::: Extracted entries :::

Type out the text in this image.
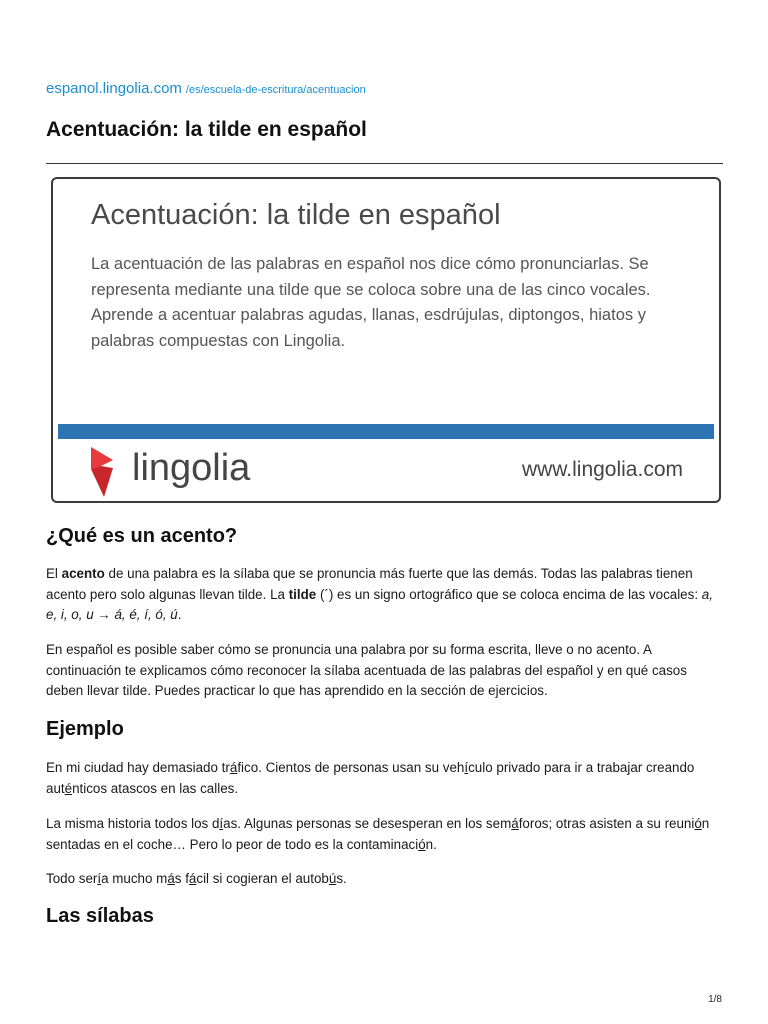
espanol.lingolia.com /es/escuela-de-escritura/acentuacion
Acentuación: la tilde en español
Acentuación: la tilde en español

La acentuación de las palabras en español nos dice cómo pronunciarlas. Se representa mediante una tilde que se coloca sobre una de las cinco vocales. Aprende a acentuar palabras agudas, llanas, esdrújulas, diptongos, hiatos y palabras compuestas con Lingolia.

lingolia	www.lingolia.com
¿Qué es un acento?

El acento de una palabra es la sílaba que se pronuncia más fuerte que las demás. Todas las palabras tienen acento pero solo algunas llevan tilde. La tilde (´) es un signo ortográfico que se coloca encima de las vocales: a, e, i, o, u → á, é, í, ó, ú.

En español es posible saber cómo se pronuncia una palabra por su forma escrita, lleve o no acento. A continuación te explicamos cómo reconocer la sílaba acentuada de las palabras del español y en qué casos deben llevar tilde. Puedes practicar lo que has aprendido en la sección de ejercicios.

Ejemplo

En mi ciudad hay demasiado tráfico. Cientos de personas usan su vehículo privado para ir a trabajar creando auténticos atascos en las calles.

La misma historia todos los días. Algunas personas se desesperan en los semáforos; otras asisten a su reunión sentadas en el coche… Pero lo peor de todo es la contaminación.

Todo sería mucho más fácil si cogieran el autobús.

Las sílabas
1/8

:::

### Brief
Check each line above for the word "personas" and copy the ones that have it.

### Final result
En mi ciudad hay demasiado tráfico. Cientos de personas usan su vehículo privado para ir a trabajar creando auténticos atascos en las calles.
La misma historia todos los días. Algunas personas se desesperan en los semáforos; otras asisten a su reunión sentadas en el coche… Pero lo peor de todo es la contaminación.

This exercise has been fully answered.